Exercise: Write out the material exactly, leaving every picture behind.

---

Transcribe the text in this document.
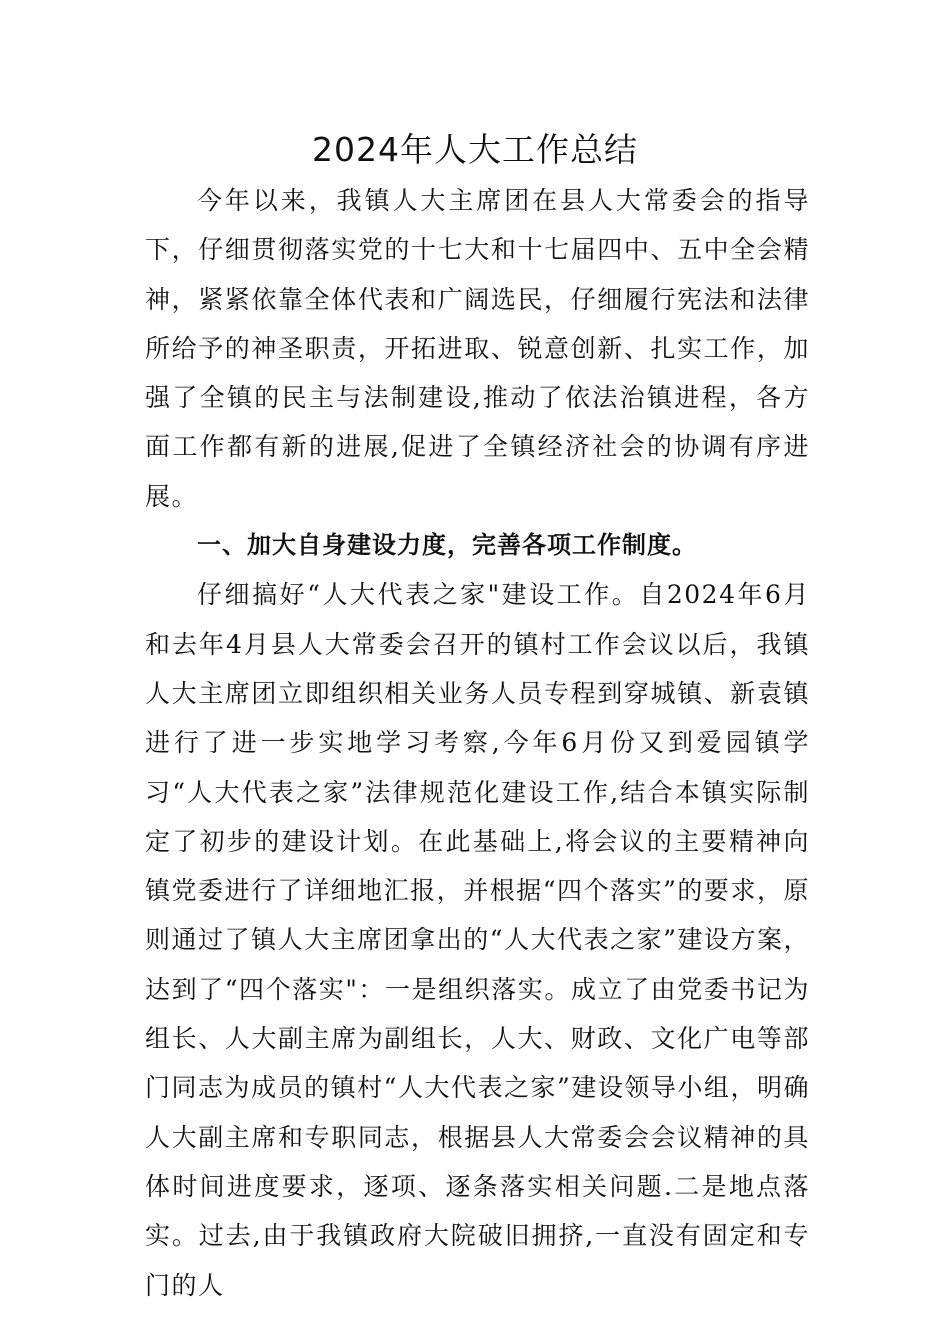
2024年人大工作总结

今年以来，我镇人大主席团在县人大常委会的指导下，仔细贯彻落实党的十七大和十七届四中、五中全会精神，紧紧依靠全体代表和广阔选民，仔细履行宪法和法律所给予的神圣职责，开拓进取、锐意创新、扎实工作，加强了全镇的民主与法制建设,推动了依法治镇进程，各方面工作都有新的进展,促进了全镇经济社会的协调有序进展。

一、加大自身建设力度，完善各项工作制度。

仔细搞好“人大代表之家"建设工作。自2024年6月和去年4月县人大常委会召开的镇村工作会议以后，我镇人大主席团立即组织相关业务人员专程到穿城镇、新袁镇进行了进一步实地学习考察,今年6月份又到爱园镇学习“人大代表之家”法律规范化建设工作,结合本镇实际制定了初步的建设计划。在此基础上,将会议的主要精神向镇党委进行了详细地汇报，并根据“四个落实”的要求，原则通过了镇人大主席团拿出的“人大代表之家”建设方案，达到了“四个落实"：一是组织落实。成立了由党委书记为组长、人大副主席为副组长，人大、财政、文化广电等部门同志为成员的镇村“人大代表之家”建设领导小组，明确人大副主席和专职同志，根据县人大常委会会议精神的具体时间进度要求，逐项、逐条落实相关问题.二是地点落实。过去,由于我镇政府大院破旧拥挤,一直没有固定和专门的人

---

Task answer:
Transcribe the text in this document.
2024年人大工作总结

今年以来，我镇人大主席团在县人大常委会的指导下，仔细贯彻落实党的十七大和十七届四中、五中全会精神，紧紧依靠全体代表和广阔选民，仔细履行宪法和法律所给予的神圣职责，开拓进取、锐意创新、扎实工作，加强了全镇的民主与法制建设,推动了依法治镇进程，各方面工作都有新的进展,促进了全镇经济社会的协调有序进展。

一、加大自身建设力度，完善各项工作制度。

仔细搞好“人大代表之家"建设工作。自2024年6月和去年4月县人大常委会召开的镇村工作会议以后，我镇人大主席团立即组织相关业务人员专程到穿城镇、新袁镇进行了进一步实地学习考察,今年6月份又到爱园镇学习“人大代表之家”法律规范化建设工作,结合本镇实际制定了初步的建设计划。在此基础上,将会议的主要精神向镇党委进行了详细地汇报，并根据“四个落实”的要求，原则通过了镇人大主席团拿出的“人大代表之家”建设方案，达到了“四个落实"：一是组织落实。成立了由党委书记为组长、人大副主席为副组长，人大、财政、文化广电等部门同志为成员的镇村“人大代表之家”建设领导小组，明确人大副主席和专职同志，根据县人大常委会会议精神的具体时间进度要求，逐项、逐条落实相关问题.二是地点落实。过去,由于我镇政府大院破旧拥挤,一直没有固定和专门的人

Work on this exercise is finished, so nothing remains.